PROVIDED RECORDS:
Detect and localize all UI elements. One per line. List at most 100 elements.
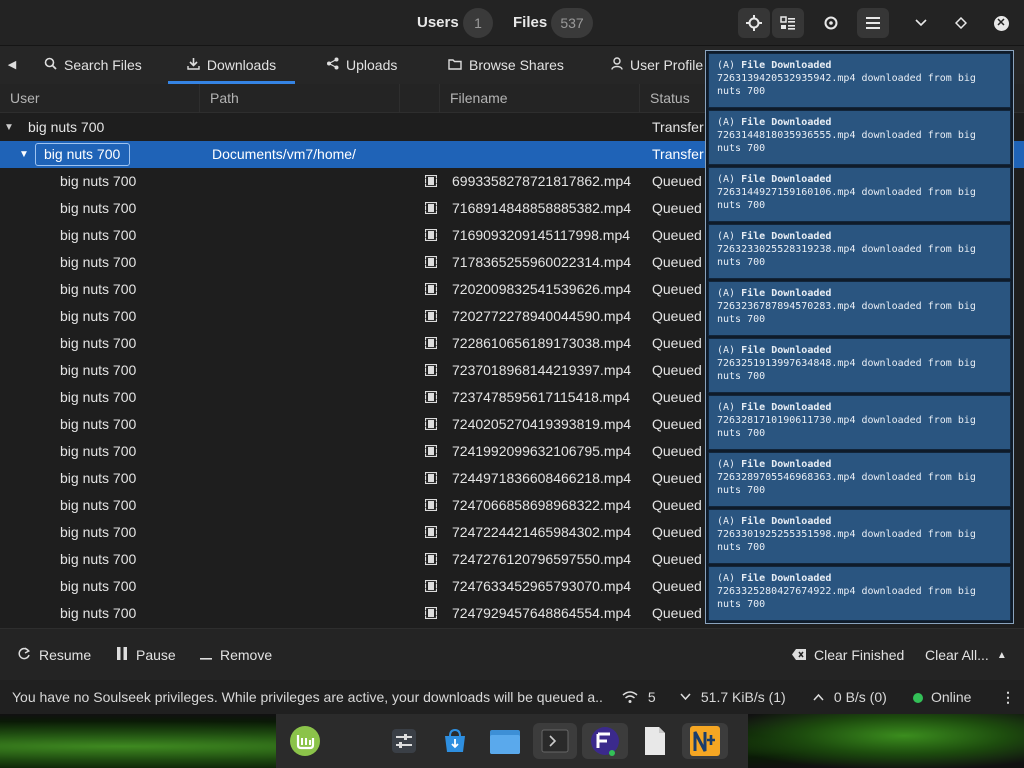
expand-arrow-icon[interactable]: ▼: [4, 114, 14, 141]
column-header-path[interactable]: Path: [200, 84, 400, 113]
minus-icon: [200, 648, 212, 663]
notification-card[interactable]: (A) File Downloaded 7263281710190611730.m…: [708, 395, 1011, 450]
maximize-icon[interactable]: [945, 8, 977, 38]
notification-title: File Downloaded: [741, 345, 832, 356]
menu-icon[interactable]: [857, 8, 889, 38]
software-store-icon[interactable]: [437, 723, 473, 759]
notification-card[interactable]: (A) File Downloaded 7263236787894570283.m…: [708, 281, 1011, 336]
pause-button[interactable]: Pause: [116, 629, 176, 681]
download-speed[interactable]: 51.7 KiB/s (1): [680, 680, 786, 714]
notification-body: 7263325280427674922.mp4 downloaded from …: [717, 586, 976, 610]
desktop-taskbar: [0, 714, 1024, 768]
file-manager-icon[interactable]: [487, 723, 523, 759]
user-cell: big nuts 700: [60, 281, 137, 297]
user-cell: big nuts 700: [60, 605, 137, 621]
filename-cell: 7178365255960022314.mp4: [452, 254, 632, 270]
tab-user-profile[interactable]: User Profile: [611, 46, 703, 84]
download-icon: [187, 57, 200, 73]
notification-card[interactable]: (A) File Downloaded 7263144818035936555.m…: [708, 110, 1011, 165]
mint-menu-icon[interactable]: [287, 723, 323, 759]
nicotine-app-icon[interactable]: [582, 723, 628, 759]
notification-body: 7263144927159160106.mp4 downloaded from …: [717, 187, 976, 211]
status-cell: Queued: [652, 416, 702, 432]
video-file-icon: [424, 384, 438, 411]
user-cell-editor[interactable]: big nuts 700: [35, 143, 130, 166]
online-dot-icon: [913, 693, 923, 703]
video-file-icon: [424, 546, 438, 573]
minimize-icon[interactable]: [905, 8, 937, 38]
filename-cell: 7240205270419393819.mp4: [452, 416, 632, 432]
column-header-type[interactable]: [400, 84, 440, 113]
clear-finished-button[interactable]: Clear Finished: [792, 629, 904, 681]
clear-all-label: Clear All...: [925, 647, 989, 663]
clear-all-button[interactable]: Clear All... ▲: [925, 629, 1007, 681]
notification-title: File Downloaded: [741, 516, 832, 527]
status-cell: Queued: [652, 335, 702, 351]
notification-card[interactable]: (A) File Downloaded 7263233025528319238.m…: [708, 224, 1011, 279]
notepadqq-icon[interactable]: [682, 723, 728, 759]
notification-card[interactable]: (A) File Downloaded 7263301925255351598.m…: [708, 509, 1011, 564]
notification-title-line: (A) File Downloaded: [717, 116, 1002, 129]
user-cell: big nuts 700: [60, 578, 137, 594]
users-count-badge[interactable]: 1: [463, 8, 493, 38]
download-speed-value: 51.7 KiB/s (1): [700, 689, 786, 705]
more-options-icon[interactable]: ⋮: [1001, 680, 1015, 714]
clear-finished-label: Clear Finished: [814, 647, 905, 663]
gear-icon[interactable]: [815, 8, 847, 38]
notification-card[interactable]: (A) File Downloaded 7263139420532935942.m…: [708, 53, 1011, 108]
user-cell: big nuts 700: [28, 119, 105, 135]
clear-icon: [792, 648, 806, 663]
notification-prefix: (A): [717, 288, 736, 299]
tab-label: Search Files: [64, 57, 142, 73]
resume-button[interactable]: Resume: [18, 629, 91, 681]
text-file-icon[interactable]: [637, 723, 673, 759]
search-icon: [44, 57, 57, 73]
files-count-badge[interactable]: 537: [551, 8, 593, 38]
settings-sliders-icon[interactable]: [386, 723, 422, 759]
tab-uploads[interactable]: Uploads: [326, 46, 397, 84]
notification-title: File Downloaded: [741, 117, 832, 128]
notification-body: 7263139420532935942.mp4 downloaded from …: [717, 73, 976, 97]
close-icon[interactable]: ✕: [985, 8, 1017, 38]
notification-card[interactable]: (A) File Downloaded 7263144927159160106.m…: [708, 167, 1011, 222]
tab-search-files[interactable]: Search Files: [44, 46, 142, 84]
upload-speed[interactable]: 0 B/s (0): [813, 680, 887, 714]
filename-cell: 7247224421465984302.mp4: [452, 524, 632, 540]
user-cell: big nuts 700: [60, 335, 137, 351]
online-label: Online: [931, 689, 972, 705]
user-cell: big nuts 700: [60, 200, 137, 216]
video-file-icon: [424, 411, 438, 438]
notification-title: File Downloaded: [741, 459, 832, 470]
notification-card[interactable]: (A) File Downloaded 7263325280427674922.m…: [708, 566, 1011, 621]
wifi-icon: [622, 689, 642, 705]
filename-cell: 7237018968144219397.mp4: [452, 362, 632, 378]
status-cell: Queued: [652, 308, 702, 324]
remove-button[interactable]: Remove: [200, 629, 272, 681]
tab-browse-shares[interactable]: Browse Shares: [448, 46, 564, 84]
notification-title: File Downloaded: [741, 573, 832, 584]
user-cell: big nuts 700: [60, 227, 137, 243]
notification-prefix: (A): [717, 459, 736, 470]
user-cell: big nuts 700: [60, 362, 137, 378]
target-icon[interactable]: [738, 8, 770, 38]
notification-body: 7263251913997634848.mp4 downloaded from …: [717, 358, 976, 382]
column-header-filename[interactable]: Filename: [440, 84, 640, 113]
expand-arrow-icon[interactable]: ▼: [19, 141, 29, 168]
tab-label: User Profile: [630, 57, 704, 73]
status-cell: Queued: [652, 254, 702, 270]
tab-scroll-left-icon[interactable]: ◀: [4, 56, 20, 74]
column-header-user[interactable]: User: [0, 84, 200, 113]
chevron-up-icon: ▲: [996, 649, 1007, 661]
video-file-icon: [424, 519, 438, 546]
chevron-down-icon: [680, 689, 695, 705]
connections-indicator[interactable]: 5: [622, 680, 656, 714]
list-details-icon[interactable]: [772, 8, 804, 38]
notification-prefix: (A): [717, 231, 736, 242]
online-status[interactable]: Online: [913, 680, 971, 714]
notification-prefix: (A): [717, 174, 736, 185]
notification-card[interactable]: (A) File Downloaded 7263289705546968363.m…: [708, 452, 1011, 507]
tab-downloads[interactable]: Downloads: [168, 46, 295, 84]
notification-card[interactable]: (A) File Downloaded 7263251913997634848.m…: [708, 338, 1011, 393]
notification-title: File Downloaded: [741, 174, 832, 185]
terminal-icon[interactable]: [533, 723, 577, 759]
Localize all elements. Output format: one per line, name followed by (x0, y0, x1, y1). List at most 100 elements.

PROBLEM DETAILS:
Express the rows in the stretch from the line containing "expand-arrow-icon[interactable]: ▼: [4, 114, 14, 141]" through the line containing "download-icon: [187, 57, 200, 73]" as a JSON list of strings, one string per line, leaving out blank lines.

ANSWER TO THE TASK:
[
  "expand-arrow-icon[interactable]: ▼: [4, 114, 14, 141]",
  "column-header-path[interactable]: Path: [200, 84, 400, 113]",
  "minus-icon: [200, 648, 212, 663]",
  "notification-card[interactable]: (A) File Downloaded 7263281710190611730.m…: [708, 395, 1011, 450]",
  "maximize-icon[interactable]: [945, 8, 977, 38]",
  "notification-title: File Downloaded: [741, 345, 832, 356]",
  "menu-icon[interactable]: [857, 8, 889, 38]",
  "software-store-icon[interactable]: [437, 723, 473, 759]",
  "notification-card[interactable]: (A) File Downloaded 7263236787894570283.m…: [708, 281, 1011, 336]",
  "pause-button[interactable]: Pause: [116, 629, 176, 681]",
  "download-speed[interactable]: 51.7 KiB/s (1): [680, 680, 786, 714]",
  "notification-body: 7263325280427674922.mp4 downloaded from …: [717, 586, 976, 610]",
  "desktop-taskbar: [0, 714, 1024, 768]",
  "file-manager-icon[interactable]: [487, 723, 523, 759]",
  "user-cell: big nuts 700: [60, 281, 137, 297]",
  "user-cell: big nuts 700: [60, 605, 137, 621]",
  "filename-cell: 7178365255960022314.mp4: [452, 254, 632, 270]",
  "tab-user-profile[interactable]: User Profile: [611, 46, 703, 84]",
  "download-icon: [187, 57, 200, 73]"
]